§ **DATA RECORDS**:
++++++++

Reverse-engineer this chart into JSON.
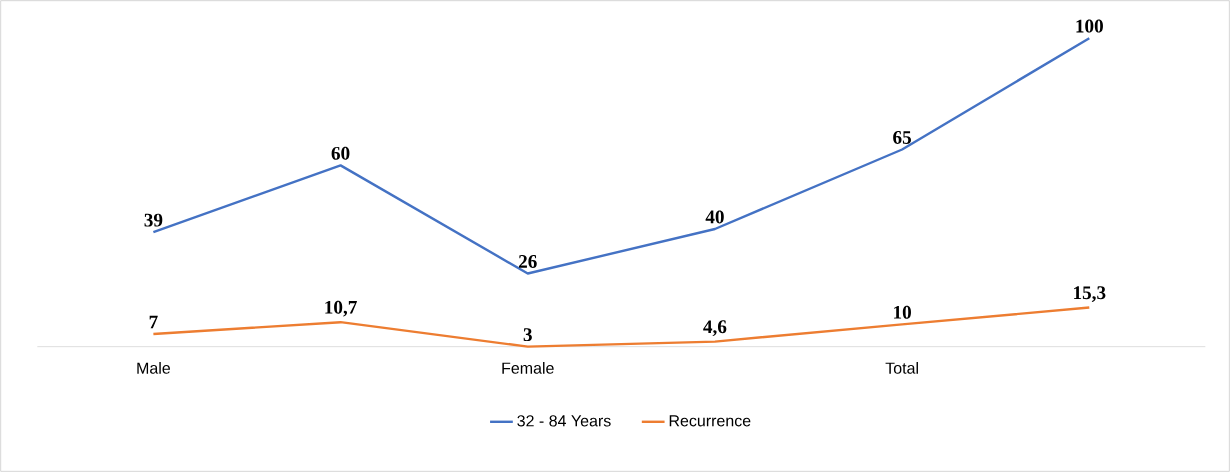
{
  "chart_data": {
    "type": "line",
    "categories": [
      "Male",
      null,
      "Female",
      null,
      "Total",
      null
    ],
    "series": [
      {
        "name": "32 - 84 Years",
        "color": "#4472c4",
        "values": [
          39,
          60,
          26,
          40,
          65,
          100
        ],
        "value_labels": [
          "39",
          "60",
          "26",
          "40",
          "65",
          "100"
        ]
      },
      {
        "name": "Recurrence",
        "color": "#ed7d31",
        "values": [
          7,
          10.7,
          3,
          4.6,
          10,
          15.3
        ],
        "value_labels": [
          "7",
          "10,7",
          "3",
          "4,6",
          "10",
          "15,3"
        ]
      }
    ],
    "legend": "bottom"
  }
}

++++++++

§ **WORK TO BE COMPLETED**:
Pictures in the records above are not copied; print everything else exactly.

§ **FULL RESPONSE**:
Reverse-engineer this chart into JSON.
{
  "chart_data": {
    "type": "line",
    "categories": [
      "Male",
      null,
      "Female",
      null,
      "Total",
      null
    ],
    "series": [
      {
        "name": "32 - 84 Years",
        "color": "#4472c4",
        "values": [
          39,
          60,
          26,
          40,
          65,
          100
        ],
        "value_labels": [
          "39",
          "60",
          "26",
          "40",
          "65",
          "100"
        ]
      },
      {
        "name": "Recurrence",
        "color": "#ed7d31",
        "values": [
          7,
          10.7,
          3,
          4.6,
          10,
          15.3
        ],
        "value_labels": [
          "7",
          "10,7",
          "3",
          "4,6",
          "10",
          "15,3"
        ]
      }
    ],
    "legend": "bottom"
  }
}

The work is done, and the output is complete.